───── Task inputs ─────

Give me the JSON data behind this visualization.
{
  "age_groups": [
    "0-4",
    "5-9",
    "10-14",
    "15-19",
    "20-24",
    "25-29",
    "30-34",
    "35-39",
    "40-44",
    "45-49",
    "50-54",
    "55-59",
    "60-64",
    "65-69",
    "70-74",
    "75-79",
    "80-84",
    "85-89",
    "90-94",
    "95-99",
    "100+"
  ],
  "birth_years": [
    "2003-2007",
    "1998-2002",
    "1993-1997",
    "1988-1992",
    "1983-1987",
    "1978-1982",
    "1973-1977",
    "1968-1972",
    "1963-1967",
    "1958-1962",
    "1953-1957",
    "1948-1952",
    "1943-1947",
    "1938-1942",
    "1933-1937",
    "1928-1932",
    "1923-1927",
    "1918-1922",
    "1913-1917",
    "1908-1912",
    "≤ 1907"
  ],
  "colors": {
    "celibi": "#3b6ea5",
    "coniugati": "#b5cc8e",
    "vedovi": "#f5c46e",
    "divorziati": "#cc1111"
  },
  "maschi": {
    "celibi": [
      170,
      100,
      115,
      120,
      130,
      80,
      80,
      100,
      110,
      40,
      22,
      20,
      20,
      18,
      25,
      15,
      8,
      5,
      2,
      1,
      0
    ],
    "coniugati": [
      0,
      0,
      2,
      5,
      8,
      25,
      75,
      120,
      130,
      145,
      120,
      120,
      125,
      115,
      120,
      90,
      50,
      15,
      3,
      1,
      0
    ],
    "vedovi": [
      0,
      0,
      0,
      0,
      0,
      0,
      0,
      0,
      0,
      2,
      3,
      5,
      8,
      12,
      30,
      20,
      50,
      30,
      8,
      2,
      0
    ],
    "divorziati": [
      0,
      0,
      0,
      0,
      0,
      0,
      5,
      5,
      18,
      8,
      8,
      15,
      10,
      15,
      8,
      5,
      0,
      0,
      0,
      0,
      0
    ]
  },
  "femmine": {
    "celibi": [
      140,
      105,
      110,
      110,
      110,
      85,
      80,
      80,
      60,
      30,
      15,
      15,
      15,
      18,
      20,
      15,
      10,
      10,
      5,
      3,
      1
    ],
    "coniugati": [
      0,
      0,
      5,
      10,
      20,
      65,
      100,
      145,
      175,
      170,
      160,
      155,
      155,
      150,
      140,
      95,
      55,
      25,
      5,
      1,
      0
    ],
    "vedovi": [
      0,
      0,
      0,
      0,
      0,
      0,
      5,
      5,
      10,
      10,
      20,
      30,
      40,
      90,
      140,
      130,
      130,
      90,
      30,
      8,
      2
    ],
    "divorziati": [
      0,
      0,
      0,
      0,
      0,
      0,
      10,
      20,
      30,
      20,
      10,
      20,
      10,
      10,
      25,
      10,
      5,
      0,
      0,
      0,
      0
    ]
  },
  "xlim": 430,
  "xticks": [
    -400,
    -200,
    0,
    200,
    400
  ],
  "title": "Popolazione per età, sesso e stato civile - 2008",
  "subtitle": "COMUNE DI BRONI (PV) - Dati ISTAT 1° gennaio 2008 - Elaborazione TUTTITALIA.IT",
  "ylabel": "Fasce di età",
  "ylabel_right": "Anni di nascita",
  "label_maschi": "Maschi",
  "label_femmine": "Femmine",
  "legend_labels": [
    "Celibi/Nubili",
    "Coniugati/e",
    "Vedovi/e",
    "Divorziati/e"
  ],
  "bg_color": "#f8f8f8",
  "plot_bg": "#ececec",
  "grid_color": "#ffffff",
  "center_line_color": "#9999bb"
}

─────

Task prompt =>
Reproduce the whole listing word for word.

Full solution =>
Give me the JSON data behind this visualization.
{
  "age_groups": [
    "0-4",
    "5-9",
    "10-14",
    "15-19",
    "20-24",
    "25-29",
    "30-34",
    "35-39",
    "40-44",
    "45-49",
    "50-54",
    "55-59",
    "60-64",
    "65-69",
    "70-74",
    "75-79",
    "80-84",
    "85-89",
    "90-94",
    "95-99",
    "100+"
  ],
  "birth_years": [
    "2003-2007",
    "1998-2002",
    "1993-1997",
    "1988-1992",
    "1983-1987",
    "1978-1982",
    "1973-1977",
    "1968-1972",
    "1963-1967",
    "1958-1962",
    "1953-1957",
    "1948-1952",
    "1943-1947",
    "1938-1942",
    "1933-1937",
    "1928-1932",
    "1923-1927",
    "1918-1922",
    "1913-1917",
    "1908-1912",
    "≤ 1907"
  ],
  "colors": {
    "celibi": "#3b6ea5",
    "coniugati": "#b5cc8e",
    "vedovi": "#f5c46e",
    "divorziati": "#cc1111"
  },
  "maschi": {
    "celibi": [
      170,
      100,
      115,
      120,
      130,
      80,
      80,
      100,
      110,
      40,
      22,
      20,
      20,
      18,
      25,
      15,
      8,
      5,
      2,
      1,
      0
    ],
    "coniugati": [
      0,
      0,
      2,
      5,
      8,
      25,
      75,
      120,
      130,
      145,
      120,
      120,
      125,
      115,
      120,
      90,
      50,
      15,
      3,
      1,
      0
    ],
    "vedovi": [
      0,
      0,
      0,
      0,
      0,
      0,
      0,
      0,
      0,
      2,
      3,
      5,
      8,
      12,
      30,
      20,
      50,
      30,
      8,
      2,
      0
    ],
    "divorziati": [
      0,
      0,
      0,
      0,
      0,
      0,
      5,
      5,
      18,
      8,
      8,
      15,
      10,
      15,
      8,
      5,
      0,
      0,
      0,
      0,
      0
    ]
  },
  "femmine": {
    "celibi": [
      140,
      105,
      110,
      110,
      110,
      85,
      80,
      80,
      60,
      30,
      15,
      15,
      15,
      18,
      20,
      15,
      10,
      10,
      5,
      3,
      1
    ],
    "coniugati": [
      0,
      0,
      5,
      10,
      20,
      65,
      100,
      145,
      175,
      170,
      160,
      155,
      155,
      150,
      140,
      95,
      55,
      25,
      5,
      1,
      0
    ],
    "vedovi": [
      0,
      0,
      0,
      0,
      0,
      0,
      5,
      5,
      10,
      10,
      20,
      30,
      40,
      90,
      140,
      130,
      130,
      90,
      30,
      8,
      2
    ],
    "divorziati": [
      0,
      0,
      0,
      0,
      0,
      0,
      10,
      20,
      30,
      20,
      10,
      20,
      10,
      10,
      25,
      10,
      5,
      0,
      0,
      0,
      0
    ]
  },
  "xlim": 430,
  "xticks": [
    -400,
    -200,
    0,
    200,
    400
  ],
  "title": "Popolazione per età, sesso e stato civile - 2008",
  "subtitle": "COMUNE DI BRONI (PV) - Dati ISTAT 1° gennaio 2008 - Elaborazione TUTTITALIA.IT",
  "ylabel": "Fasce di età",
  "ylabel_right": "Anni di nascita",
  "label_maschi": "Maschi",
  "label_femmine": "Femmine",
  "legend_labels": [
    "Celibi/Nubili",
    "Coniugati/e",
    "Vedovi/e",
    "Divorziati/e"
  ],
  "bg_color": "#f8f8f8",
  "plot_bg": "#ececec",
  "grid_color": "#ffffff",
  "center_line_color": "#9999bb"
}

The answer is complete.